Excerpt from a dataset
>>>
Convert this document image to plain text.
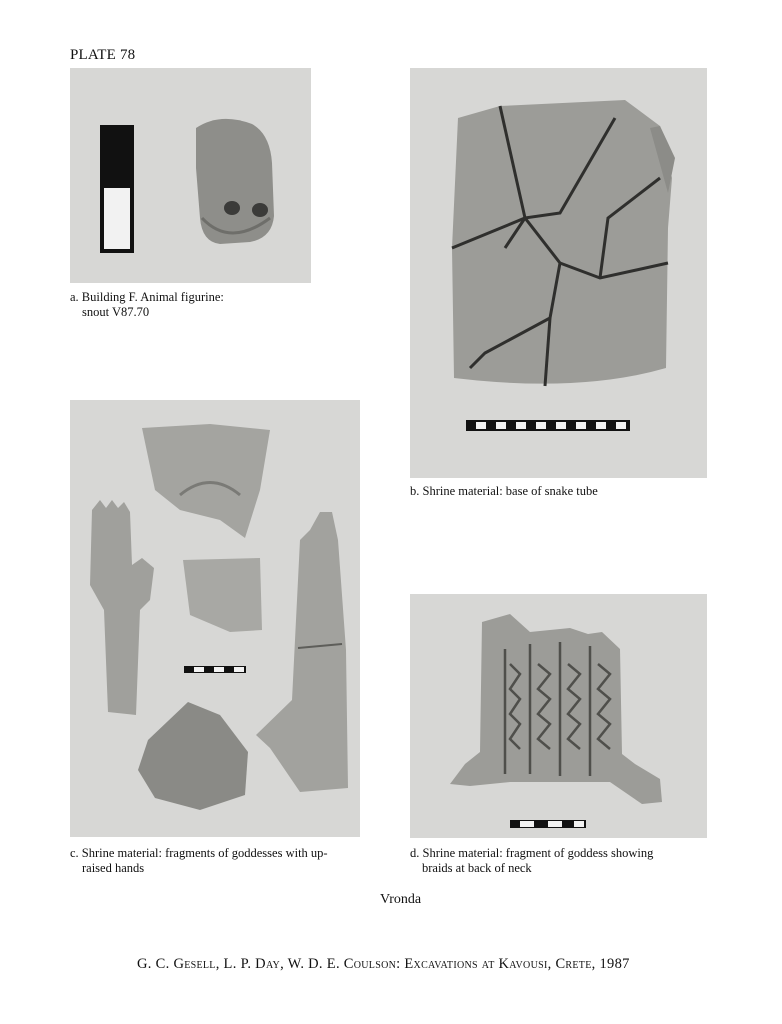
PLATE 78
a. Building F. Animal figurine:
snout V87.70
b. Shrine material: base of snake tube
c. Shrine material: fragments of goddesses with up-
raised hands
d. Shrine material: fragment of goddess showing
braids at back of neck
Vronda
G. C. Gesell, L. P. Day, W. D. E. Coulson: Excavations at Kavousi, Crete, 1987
<<<
>>>
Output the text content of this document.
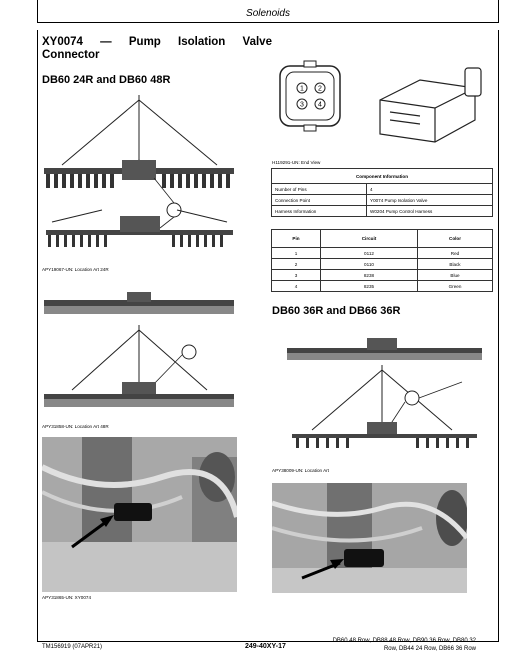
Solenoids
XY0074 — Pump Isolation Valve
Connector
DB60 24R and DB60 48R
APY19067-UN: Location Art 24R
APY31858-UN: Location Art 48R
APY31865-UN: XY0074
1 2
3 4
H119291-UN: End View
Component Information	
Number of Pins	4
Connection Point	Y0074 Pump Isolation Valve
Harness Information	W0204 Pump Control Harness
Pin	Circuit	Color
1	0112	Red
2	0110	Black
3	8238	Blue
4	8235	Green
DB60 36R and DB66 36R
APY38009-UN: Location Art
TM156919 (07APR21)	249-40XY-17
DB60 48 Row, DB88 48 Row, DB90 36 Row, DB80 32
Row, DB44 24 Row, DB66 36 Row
<<<
(PROMPT) Find every line that holds "Information" and copy it.

(REPLY TO THE TASK)
Component Information	
Harness Information	W0204 Pump Control Harness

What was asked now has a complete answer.